◆ **Exercise aim**
In the entries below, count the lines holding "lower". Reply with the number only.

◆ **Supplied records**
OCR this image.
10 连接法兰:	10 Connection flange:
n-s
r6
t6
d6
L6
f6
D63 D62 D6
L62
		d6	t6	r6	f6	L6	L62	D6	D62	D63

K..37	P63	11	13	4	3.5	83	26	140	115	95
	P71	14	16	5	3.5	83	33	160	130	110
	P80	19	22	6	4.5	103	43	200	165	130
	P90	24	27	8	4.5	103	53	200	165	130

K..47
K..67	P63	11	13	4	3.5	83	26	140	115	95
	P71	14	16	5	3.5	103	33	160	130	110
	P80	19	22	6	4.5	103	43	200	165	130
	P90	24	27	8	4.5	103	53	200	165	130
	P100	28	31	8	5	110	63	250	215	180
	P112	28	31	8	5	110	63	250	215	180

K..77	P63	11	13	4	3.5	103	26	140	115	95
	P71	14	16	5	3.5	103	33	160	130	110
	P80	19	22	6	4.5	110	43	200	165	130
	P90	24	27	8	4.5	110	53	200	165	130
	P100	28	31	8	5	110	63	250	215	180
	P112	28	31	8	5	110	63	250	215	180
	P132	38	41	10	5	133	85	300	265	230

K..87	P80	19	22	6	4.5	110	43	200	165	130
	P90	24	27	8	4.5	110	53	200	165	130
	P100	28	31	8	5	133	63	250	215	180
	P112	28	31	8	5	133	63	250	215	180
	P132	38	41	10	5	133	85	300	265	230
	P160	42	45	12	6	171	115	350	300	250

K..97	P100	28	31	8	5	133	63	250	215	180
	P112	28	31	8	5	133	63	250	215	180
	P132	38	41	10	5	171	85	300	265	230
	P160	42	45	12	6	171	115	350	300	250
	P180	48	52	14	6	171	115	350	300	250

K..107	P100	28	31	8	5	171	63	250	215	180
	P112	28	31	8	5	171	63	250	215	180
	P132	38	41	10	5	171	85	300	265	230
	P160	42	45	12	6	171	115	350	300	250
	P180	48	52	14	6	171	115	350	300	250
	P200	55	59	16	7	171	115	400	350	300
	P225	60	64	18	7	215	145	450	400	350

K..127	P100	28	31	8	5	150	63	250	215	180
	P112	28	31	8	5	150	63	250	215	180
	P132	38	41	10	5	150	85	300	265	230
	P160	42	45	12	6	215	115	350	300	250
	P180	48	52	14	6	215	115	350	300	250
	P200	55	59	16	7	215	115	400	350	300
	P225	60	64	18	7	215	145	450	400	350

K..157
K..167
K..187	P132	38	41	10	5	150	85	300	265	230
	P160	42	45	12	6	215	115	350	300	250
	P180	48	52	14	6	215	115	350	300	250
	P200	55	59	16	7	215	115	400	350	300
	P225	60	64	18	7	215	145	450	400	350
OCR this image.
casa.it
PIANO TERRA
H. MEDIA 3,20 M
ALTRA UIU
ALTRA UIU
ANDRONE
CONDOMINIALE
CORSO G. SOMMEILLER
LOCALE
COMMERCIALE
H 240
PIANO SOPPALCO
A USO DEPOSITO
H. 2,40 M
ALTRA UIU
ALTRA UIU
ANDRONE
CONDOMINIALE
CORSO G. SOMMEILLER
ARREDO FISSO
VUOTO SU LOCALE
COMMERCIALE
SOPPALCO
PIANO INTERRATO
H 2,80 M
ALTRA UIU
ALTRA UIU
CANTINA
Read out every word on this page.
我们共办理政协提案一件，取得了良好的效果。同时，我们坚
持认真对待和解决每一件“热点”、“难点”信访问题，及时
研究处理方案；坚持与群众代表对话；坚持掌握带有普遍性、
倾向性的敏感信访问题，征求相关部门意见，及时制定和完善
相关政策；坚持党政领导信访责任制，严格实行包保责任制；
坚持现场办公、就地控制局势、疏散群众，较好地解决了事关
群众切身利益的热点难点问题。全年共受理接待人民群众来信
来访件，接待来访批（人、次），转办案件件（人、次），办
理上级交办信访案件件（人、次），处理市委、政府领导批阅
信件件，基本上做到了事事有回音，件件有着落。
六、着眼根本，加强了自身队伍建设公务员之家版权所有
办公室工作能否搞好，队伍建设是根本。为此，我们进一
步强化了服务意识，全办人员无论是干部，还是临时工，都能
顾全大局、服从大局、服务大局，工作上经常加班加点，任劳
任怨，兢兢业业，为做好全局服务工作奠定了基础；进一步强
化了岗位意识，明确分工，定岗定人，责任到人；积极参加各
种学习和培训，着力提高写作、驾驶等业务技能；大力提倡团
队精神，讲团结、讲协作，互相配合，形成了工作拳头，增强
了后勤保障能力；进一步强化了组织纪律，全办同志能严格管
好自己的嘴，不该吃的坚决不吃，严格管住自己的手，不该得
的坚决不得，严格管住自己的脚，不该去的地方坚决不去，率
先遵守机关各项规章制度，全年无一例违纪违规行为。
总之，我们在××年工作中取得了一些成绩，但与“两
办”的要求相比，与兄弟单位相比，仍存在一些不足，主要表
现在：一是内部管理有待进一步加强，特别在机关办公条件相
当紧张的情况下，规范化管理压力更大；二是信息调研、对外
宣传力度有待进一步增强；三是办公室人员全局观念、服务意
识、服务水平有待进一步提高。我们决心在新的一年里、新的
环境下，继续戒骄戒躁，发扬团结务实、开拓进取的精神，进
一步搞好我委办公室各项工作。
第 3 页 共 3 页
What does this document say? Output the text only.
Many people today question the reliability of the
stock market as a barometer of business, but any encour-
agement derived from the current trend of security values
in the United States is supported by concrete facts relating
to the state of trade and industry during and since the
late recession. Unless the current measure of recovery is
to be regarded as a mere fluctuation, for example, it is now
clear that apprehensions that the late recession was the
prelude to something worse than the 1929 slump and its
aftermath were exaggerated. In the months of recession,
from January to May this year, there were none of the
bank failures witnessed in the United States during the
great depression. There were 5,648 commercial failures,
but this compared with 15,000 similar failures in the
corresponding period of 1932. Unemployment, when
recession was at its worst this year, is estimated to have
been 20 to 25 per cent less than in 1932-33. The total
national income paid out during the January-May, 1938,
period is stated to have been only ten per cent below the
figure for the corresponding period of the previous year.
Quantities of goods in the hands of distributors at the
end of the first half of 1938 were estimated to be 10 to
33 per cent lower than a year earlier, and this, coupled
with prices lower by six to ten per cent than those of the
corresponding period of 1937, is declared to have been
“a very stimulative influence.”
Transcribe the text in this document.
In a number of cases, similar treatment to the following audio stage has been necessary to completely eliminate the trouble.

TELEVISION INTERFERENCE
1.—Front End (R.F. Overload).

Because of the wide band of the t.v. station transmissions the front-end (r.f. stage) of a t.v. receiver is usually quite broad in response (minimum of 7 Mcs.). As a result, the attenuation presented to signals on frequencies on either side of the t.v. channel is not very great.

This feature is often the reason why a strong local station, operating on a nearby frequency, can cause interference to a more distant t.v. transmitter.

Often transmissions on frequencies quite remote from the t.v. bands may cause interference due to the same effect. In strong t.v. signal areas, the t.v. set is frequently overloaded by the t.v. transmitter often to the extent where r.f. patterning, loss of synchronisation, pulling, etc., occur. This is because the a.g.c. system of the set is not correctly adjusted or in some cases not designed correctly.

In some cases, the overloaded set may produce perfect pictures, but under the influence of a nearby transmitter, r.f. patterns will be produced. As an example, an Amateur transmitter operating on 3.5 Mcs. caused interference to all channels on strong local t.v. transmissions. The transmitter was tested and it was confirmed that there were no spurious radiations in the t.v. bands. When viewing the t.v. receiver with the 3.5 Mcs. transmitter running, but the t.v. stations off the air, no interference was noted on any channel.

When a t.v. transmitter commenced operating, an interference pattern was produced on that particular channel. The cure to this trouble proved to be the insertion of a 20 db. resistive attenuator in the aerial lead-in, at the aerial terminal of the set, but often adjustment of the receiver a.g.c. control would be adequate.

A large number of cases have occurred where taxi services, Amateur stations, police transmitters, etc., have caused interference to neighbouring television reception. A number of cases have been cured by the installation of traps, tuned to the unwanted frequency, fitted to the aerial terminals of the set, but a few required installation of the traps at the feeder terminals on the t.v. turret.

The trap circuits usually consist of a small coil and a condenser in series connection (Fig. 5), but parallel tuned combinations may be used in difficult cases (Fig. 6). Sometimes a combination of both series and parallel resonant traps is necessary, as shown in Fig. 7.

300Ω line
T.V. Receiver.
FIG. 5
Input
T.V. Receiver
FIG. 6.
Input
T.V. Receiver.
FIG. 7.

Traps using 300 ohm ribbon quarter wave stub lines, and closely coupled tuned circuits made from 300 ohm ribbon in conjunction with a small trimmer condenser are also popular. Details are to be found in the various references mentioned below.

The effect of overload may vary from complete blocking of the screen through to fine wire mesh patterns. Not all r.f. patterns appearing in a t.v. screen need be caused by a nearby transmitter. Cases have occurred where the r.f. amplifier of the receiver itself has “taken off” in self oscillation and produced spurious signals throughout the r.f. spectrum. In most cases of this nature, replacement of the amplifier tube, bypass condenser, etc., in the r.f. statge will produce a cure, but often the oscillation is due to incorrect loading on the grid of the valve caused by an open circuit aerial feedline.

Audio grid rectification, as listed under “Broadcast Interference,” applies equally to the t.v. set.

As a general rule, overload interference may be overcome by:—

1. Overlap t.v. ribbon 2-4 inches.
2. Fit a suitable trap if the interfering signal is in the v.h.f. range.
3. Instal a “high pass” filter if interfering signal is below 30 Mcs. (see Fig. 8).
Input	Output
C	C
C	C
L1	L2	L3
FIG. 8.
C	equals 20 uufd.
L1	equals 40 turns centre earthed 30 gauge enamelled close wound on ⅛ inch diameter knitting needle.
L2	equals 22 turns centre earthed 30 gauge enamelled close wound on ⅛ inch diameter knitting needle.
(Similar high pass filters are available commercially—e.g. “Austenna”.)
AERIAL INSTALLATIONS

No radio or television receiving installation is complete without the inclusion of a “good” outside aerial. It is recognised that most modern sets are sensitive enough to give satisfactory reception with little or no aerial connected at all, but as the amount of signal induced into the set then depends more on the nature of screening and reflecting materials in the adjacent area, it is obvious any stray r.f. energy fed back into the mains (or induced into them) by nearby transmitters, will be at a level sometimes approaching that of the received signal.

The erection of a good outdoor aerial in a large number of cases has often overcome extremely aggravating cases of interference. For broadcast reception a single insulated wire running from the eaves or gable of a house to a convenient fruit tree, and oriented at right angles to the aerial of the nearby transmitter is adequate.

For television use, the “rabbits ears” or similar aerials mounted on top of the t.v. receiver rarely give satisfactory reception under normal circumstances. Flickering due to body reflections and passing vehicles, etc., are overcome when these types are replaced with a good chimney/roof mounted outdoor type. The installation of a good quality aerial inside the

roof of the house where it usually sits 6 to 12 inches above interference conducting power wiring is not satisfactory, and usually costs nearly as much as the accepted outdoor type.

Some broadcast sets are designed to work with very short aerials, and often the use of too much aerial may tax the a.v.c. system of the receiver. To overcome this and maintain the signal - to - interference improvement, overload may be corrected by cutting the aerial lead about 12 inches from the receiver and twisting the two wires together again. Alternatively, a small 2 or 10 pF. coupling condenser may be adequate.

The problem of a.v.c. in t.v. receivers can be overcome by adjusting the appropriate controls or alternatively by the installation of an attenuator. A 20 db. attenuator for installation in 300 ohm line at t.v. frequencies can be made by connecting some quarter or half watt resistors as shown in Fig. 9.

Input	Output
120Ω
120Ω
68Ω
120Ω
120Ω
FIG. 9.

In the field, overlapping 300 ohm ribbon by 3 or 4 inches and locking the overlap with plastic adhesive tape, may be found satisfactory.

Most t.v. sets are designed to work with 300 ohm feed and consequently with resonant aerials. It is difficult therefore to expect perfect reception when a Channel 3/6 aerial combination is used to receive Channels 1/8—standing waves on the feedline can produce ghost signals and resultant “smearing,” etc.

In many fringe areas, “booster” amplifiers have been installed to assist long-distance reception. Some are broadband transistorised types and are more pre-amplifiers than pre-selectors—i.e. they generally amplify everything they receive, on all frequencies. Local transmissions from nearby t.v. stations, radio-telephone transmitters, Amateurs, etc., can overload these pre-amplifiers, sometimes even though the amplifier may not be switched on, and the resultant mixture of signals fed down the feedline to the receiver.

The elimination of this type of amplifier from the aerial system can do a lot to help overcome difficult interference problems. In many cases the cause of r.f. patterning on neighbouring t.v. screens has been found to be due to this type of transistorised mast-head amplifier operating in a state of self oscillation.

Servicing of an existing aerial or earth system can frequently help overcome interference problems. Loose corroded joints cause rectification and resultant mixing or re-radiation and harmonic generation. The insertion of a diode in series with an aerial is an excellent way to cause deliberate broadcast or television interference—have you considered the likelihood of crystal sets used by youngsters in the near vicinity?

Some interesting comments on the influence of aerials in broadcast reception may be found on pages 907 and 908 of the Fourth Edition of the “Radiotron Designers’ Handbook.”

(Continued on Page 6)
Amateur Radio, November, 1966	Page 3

◆ **Solved problem**
2